• **What you will do**:
Leaving out the pictures, please retype each record exactly.

*-*-*

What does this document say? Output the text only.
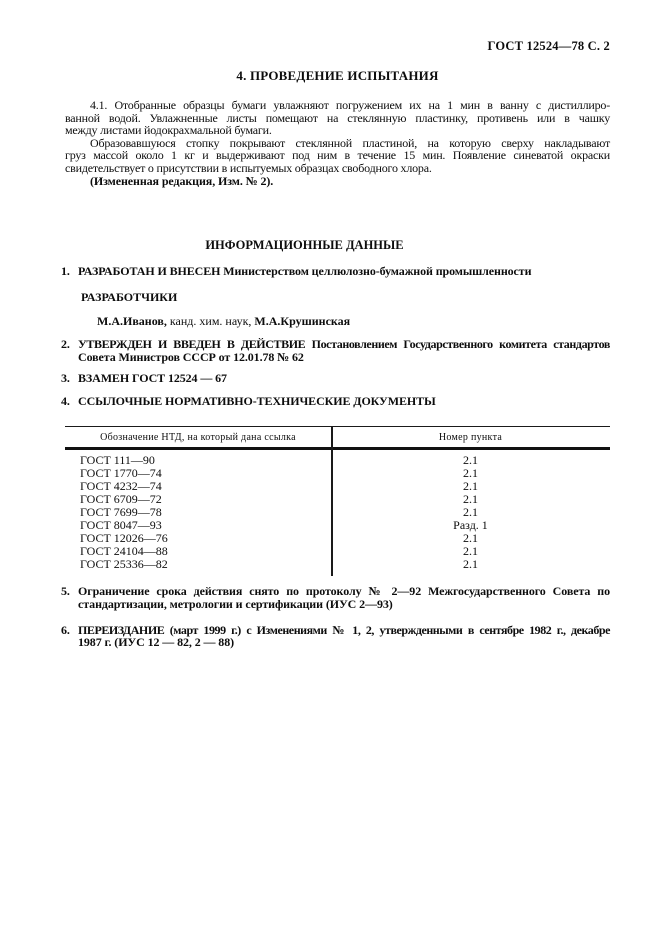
ГОСТ 12524—78 С. 2
4. ПРОВЕДЕНИЕ ИСПЫТАНИЯ
4.1. Отобранные образцы бумаги увлажняют погружением их на 1 мин в ванну с дистиллиро-
ванной водой. Увлажненные листы помещают на стеклянную пластинку, противень или в чашку
между листами йодокрахмальной бумаги.
Образовавшуюся стопку покрывают стеклянной пластиной, на которую сверху накладывают
груз массой около 1 кг и выдерживают под ним в течение 15 мин. Появление синеватой окраски
свидетельствует о присутствии в испытуемых образцах свободного хлора.
(Измененная редакция, Изм. № 2).
ИНФОРМАЦИОННЫЕ ДАННЫЕ
1. РАЗРАБОТАН И ВНЕСЕН Министерством целлюлозно-бумажной промышленности
РАЗРАБОТЧИКИ
М.А.Иванов, канд. хим. наук, М.А.Крушинская
2. УТВЕРЖДЕН И ВВЕДЕН В ДЕЙСТВИЕ Постановлением Государственного комитета стандартов
Совета Министров СССР от 12.01.78 № 62
3. ВЗАМЕН ГОСТ 12524 — 67
4. ССЫЛОЧНЫЕ НОРМАТИВНО-ТЕХНИЧЕСКИЕ ДОКУМЕНТЫ
Обозначение НТД, на который дана ссылка	Номер пункта
ГОСТ 111—90	2.1
ГОСТ 1770—74	2.1
ГОСТ 4232—74	2.1
ГОСТ 6709—72	2.1
ГОСТ 7699—78	2.1
ГОСТ 8047—93	Разд. 1
ГОСТ 12026—76	2.1
ГОСТ 24104—88	2.1
ГОСТ 25336—82	2.1
5. Ограничение срока действия снято по протоколу № 2—92 Межгосударственного Совета по
стандартизации, метрологии и сертификации (ИУС 2—93)
6. ПЕРЕИЗДАНИЕ (март 1999 г.) с Изменениями № 1, 2, утвержденными в сентябре 1982 г., декабре
1987 г. (ИУС 12 — 82, 2 — 88)
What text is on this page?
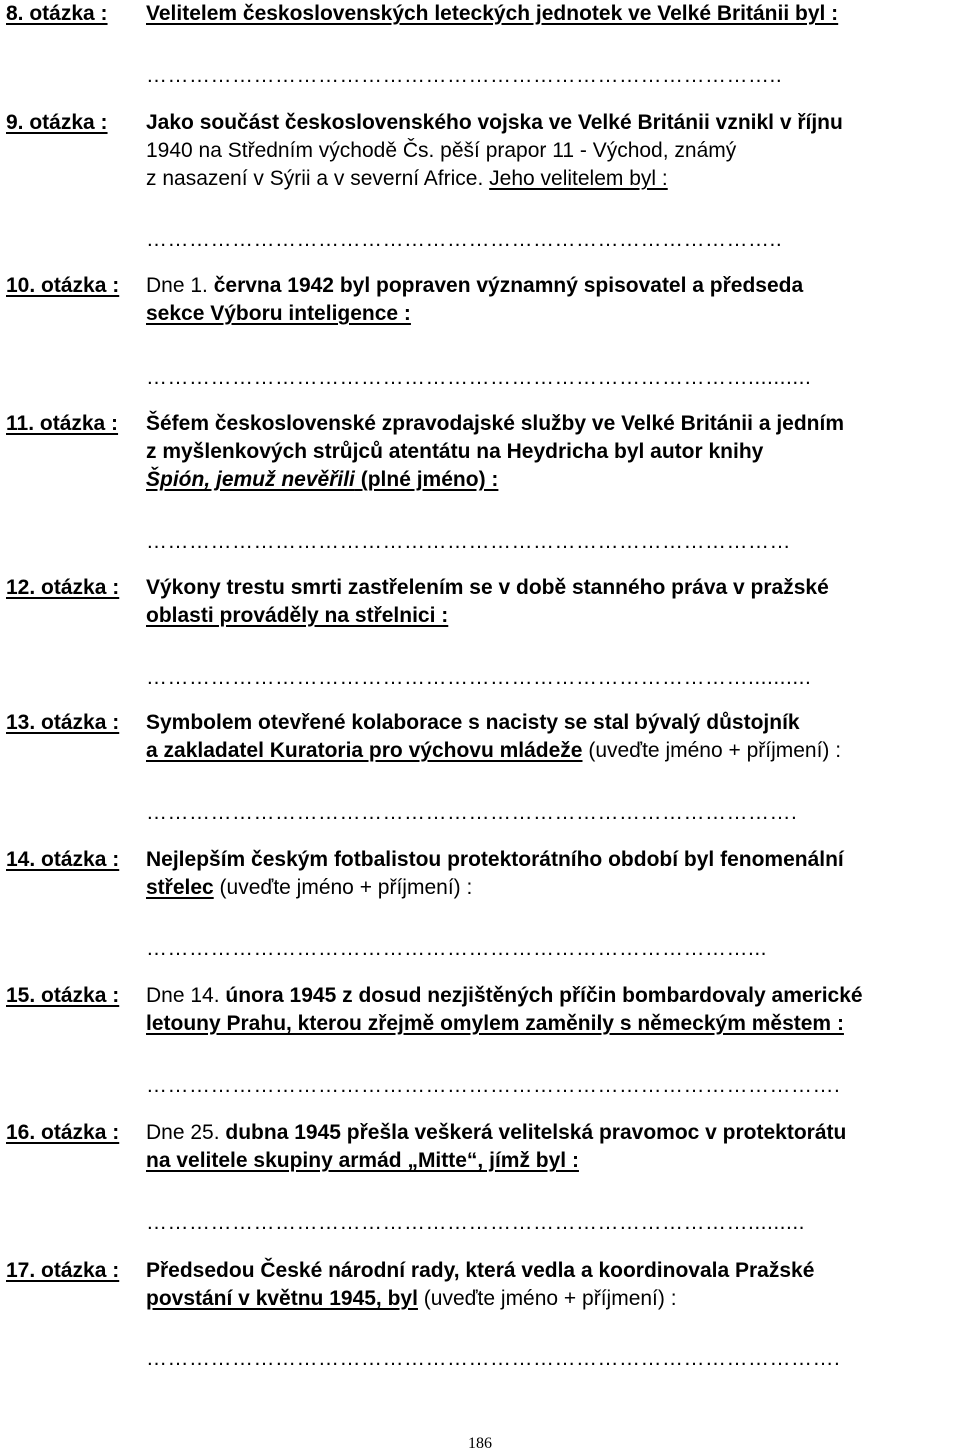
8. otázka : Velitelem československých leteckých jednotek ve Velké Británii byl :
……………………………………………………………………………..
9. otázka : Jako součást československého vojska ve Velké Británii vznikl v říjnu
1940 na Středním východě Čs. pěší prapor 11 - Východ, známý
z nasazení v Sýrii a v severní Africe. Jeho velitelem byl :
……………………………………………………………………………..
10. otázka : Dne 1. června 1942 byl popraven významný spisovatel a předseda
sekce Výboru inteligence :
…………………………………………………………………………..........
11. otázka : Šéfem československé zpravodajské služby ve Velké Británii a jedním
z myšlenkových strůjců atentátu na Heydricha byl autor knihy
Špión, jemuž nevěřili (plné jméno) :
………………………………………………………………………………
12. otázka : Výkony trestu smrti zastřelením se v době stanného práva v pražské
oblasti prováděly na střelnici :
…………………………………………………………………………..........
13. otázka : Symbolem otevřené kolaborace s nacisty se stal bývalý důstojník
a zakladatel Kuratoria pro výchovu mládeže (uveďte jméno + příjmení) :
……………………………………………………………………………….
14. otázka : Nejlepším českým fotbalistou protektorátního období byl fenomenální
střelec (uveďte jméno + příjmení) :
…………………………………………………………………………...
15. otázka : Dne 14. února 1945 z dosud nezjištěných příčin bombardovaly americké
letouny Prahu, kterou zřejmě omylem zaměnily s německým městem :
…………………………………………………………………………………….
16. otázka : Dne 25. dubna 1945 přešla veškerá velitelská pravomoc v protektorátu
na velitele skupiny armád „Mitte“, jímž byl :
………………………………………………………………………….........
17. otázka : Předsedou České národní rady, která vedla a koordinovala Pražské
povstání v květnu 1945, byl (uveďte jméno + příjmení) :
…………………………………………………………………………………….
186
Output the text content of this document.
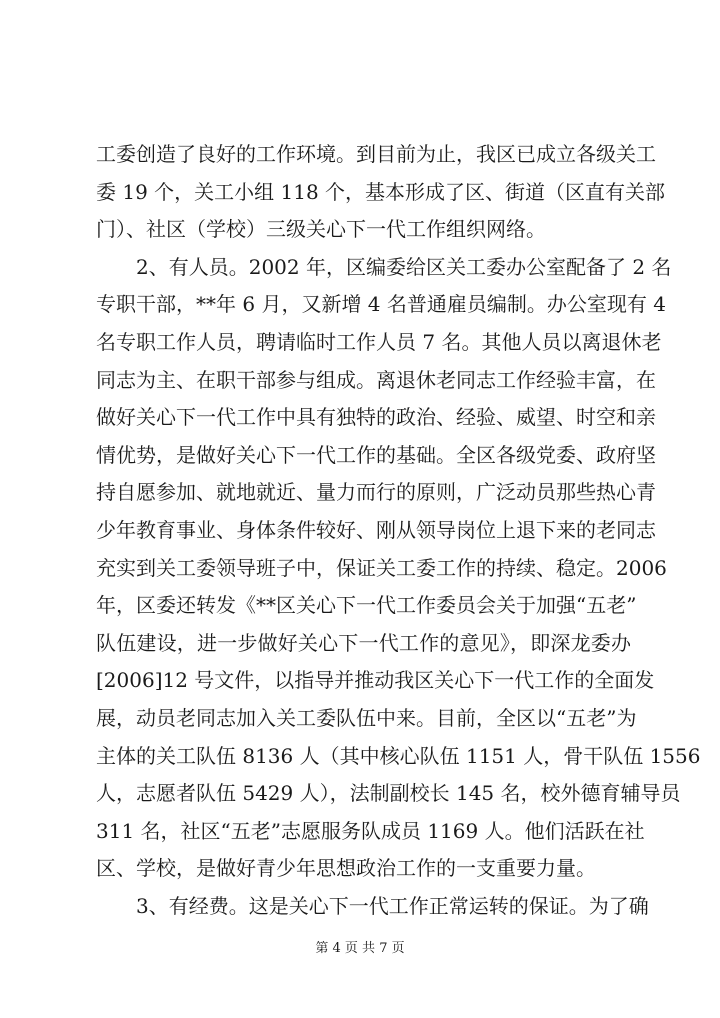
工委创造了良好的工作环境。到目前为止，我区已成立各级关工
委 19 个，关工小组 118 个，基本形成了区、街道（区直有关部
门）、社区（学校）三级关心下一代工作组织网络。
2、有人员。2002 年，区编委给区关工委办公室配备了 2 名
专职干部，**年 6 月，又新增 4 名普通雇员编制。办公室现有 4
名专职工作人员，聘请临时工作人员 7 名。其他人员以离退休老
同志为主、在职干部参与组成。离退休老同志工作经验丰富，在
做好关心下一代工作中具有独特的政治、经验、威望、时空和亲
情优势，是做好关心下一代工作的基础。全区各级党委、政府坚
持自愿参加、就地就近、量力而行的原则，广泛动员那些热心青
少年教育事业、身体条件较好、刚从领导岗位上退下来的老同志
充实到关工委领导班子中，保证关工委工作的持续、稳定。2006
年，区委还转发《**区关心下一代工作委员会关于加强“五老”
队伍建设，进一步做好关心下一代工作的意见》，即深龙委办
[2006]12 号文件，以指导并推动我区关心下一代工作的全面发
展，动员老同志加入关工委队伍中来。目前，全区以“五老”为
主体的关工队伍 8136 人（其中核心队伍 1151 人，骨干队伍 1556
人，志愿者队伍 5429 人），法制副校长 145 名，校外德育辅导员
311 名，社区“五老”志愿服务队成员 1169 人。他们活跃在社
区、学校，是做好青少年思想政治工作的一支重要力量。
3、有经费。这是关心下一代工作正常运转的保证。为了确
第 4 页 共 7 页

*-*-*

• **Expected answer**:
What does this document say? Output the text only.
ГОСТ 12524—78 С. 2
4. ПРОВЕДЕНИЕ ИСПЫТАНИЯ
4.1. Отобранные образцы бумаги увлажняют погружением их на 1 мин в ванну с дистиллиро-
ванной водой. Увлажненные листы помещают на стеклянную пластинку, противень или в чашку
между листами йодокрахмальной бумаги.
Образовавшуюся стопку покрывают стеклянной пластиной, на которую сверху накладывают
груз массой около 1 кг и выдерживают под ним в течение 15 мин. Появление синеватой окраски
свидетельствует о присутствии в испытуемых образцах свободного хлора.
(Измененная редакция, Изм. № 2).
ИНФОРМАЦИОННЫЕ ДАННЫЕ
1. РАЗРАБОТАН И ВНЕСЕН Министерством целлюлозно-бумажной промышленности
РАЗРАБОТЧИКИ
М.А.Иванов, канд. хим. наук, М.А.Крушинская
2. УТВЕРЖДЕН И ВВЕДЕН В ДЕЙСТВИЕ Постановлением Государственного комитета стандартов
Совета Министров СССР от 12.01.78 № 62
3. ВЗАМЕН ГОСТ 12524 — 67
4. ССЫЛОЧНЫЕ НОРМАТИВНО-ТЕХНИЧЕСКИЕ ДОКУМЕНТЫ
Обозначение НТД, на который дана ссылка	Номер пункта
ГОСТ 111—90	2.1
ГОСТ 1770—74	2.1
ГОСТ 4232—74	2.1
ГОСТ 6709—72	2.1
ГОСТ 7699—78	2.1
ГОСТ 8047—93	Разд. 1
ГОСТ 12026—76	2.1
ГОСТ 24104—88	2.1
ГОСТ 25336—82	2.1
5. Ограничение срока действия снято по протоколу № 2—92 Межгосударственного Совета по
стандартизации, метрологии и сертификации (ИУС 2—93)
6. ПЕРЕИЗДАНИЕ (март 1999 г.) с Изменениями № 1, 2, утвержденными в сентябре 1982 г., декабре
1987 г. (ИУС 12 — 82, 2 — 88)
What text is on this page?
8. otázka : Velitelem československých leteckých jednotek ve Velké Británii byl :
……………………………………………………………………………..
9. otázka : Jako součást československého vojska ve Velké Británii vznikl v říjnu
1940 na Středním východě Čs. pěší prapor 11 - Východ, známý
z nasazení v Sýrii a v severní Africe. Jeho velitelem byl :
……………………………………………………………………………..
10. otázka : Dne 1. června 1942 byl popraven významný spisovatel a předseda
sekce Výboru inteligence :
…………………………………………………………………………..........
11. otázka : Šéfem československé zpravodajské služby ve Velké Británii a jedním
z myšlenkových strůjců atentátu na Heydricha byl autor knihy
Špión, jemuž nevěřili (plné jméno) :
………………………………………………………………………………
12. otázka : Výkony trestu smrti zastřelením se v době stanného práva v pražské
oblasti prováděly na střelnici :
…………………………………………………………………………..........
13. otázka : Symbolem otevřené kolaborace s nacisty se stal bývalý důstojník
a zakladatel Kuratoria pro výchovu mládeže (uveďte jméno + příjmení) :
……………………………………………………………………………….
14. otázka : Nejlepším českým fotbalistou protektorátního období byl fenomenální
střelec (uveďte jméno + příjmení) :
…………………………………………………………………………...
15. otázka : Dne 14. února 1945 z dosud nezjištěných příčin bombardovaly americké
letouny Prahu, kterou zřejmě omylem zaměnily s německým městem :
…………………………………………………………………………………….
16. otázka : Dne 25. dubna 1945 přešla veškerá velitelská pravomoc v protektorátu
na velitele skupiny armád „Mitte“, jímž byl :
………………………………………………………………………….........
17. otázka : Předsedou České národní rady, která vedla a koordinovala Pražské
povstání v květnu 1945, byl (uveďte jméno + příjmení) :
…………………………………………………………………………………….
186
Output the text content of this document.
工委创造了良好的工作环境。到目前为止，我区已成立各级关工
委 19 个，关工小组 118 个，基本形成了区、街道（区直有关部
门）、社区（学校）三级关心下一代工作组织网络。
2、有人员。2002 年，区编委给区关工委办公室配备了 2 名
专职干部，**年 6 月，又新增 4 名普通雇员编制。办公室现有 4
名专职工作人员，聘请临时工作人员 7 名。其他人员以离退休老
同志为主、在职干部参与组成。离退休老同志工作经验丰富，在
做好关心下一代工作中具有独特的政治、经验、威望、时空和亲
情优势，是做好关心下一代工作的基础。全区各级党委、政府坚
持自愿参加、就地就近、量力而行的原则，广泛动员那些热心青
少年教育事业、身体条件较好、刚从领导岗位上退下来的老同志
充实到关工委领导班子中，保证关工委工作的持续、稳定。2006
年，区委还转发《**区关心下一代工作委员会关于加强“五老”
队伍建设，进一步做好关心下一代工作的意见》，即深龙委办
[2006]12 号文件，以指导并推动我区关心下一代工作的全面发
展，动员老同志加入关工委队伍中来。目前，全区以“五老”为
主体的关工队伍 8136 人（其中核心队伍 1151 人，骨干队伍 1556
人，志愿者队伍 5429 人），法制副校长 145 名，校外德育辅导员
311 名，社区“五老”志愿服务队成员 1169 人。他们活跃在社
区、学校，是做好青少年思想政治工作的一支重要力量。
3、有经费。这是关心下一代工作正常运转的保证。为了确
第 4 页 共 7 页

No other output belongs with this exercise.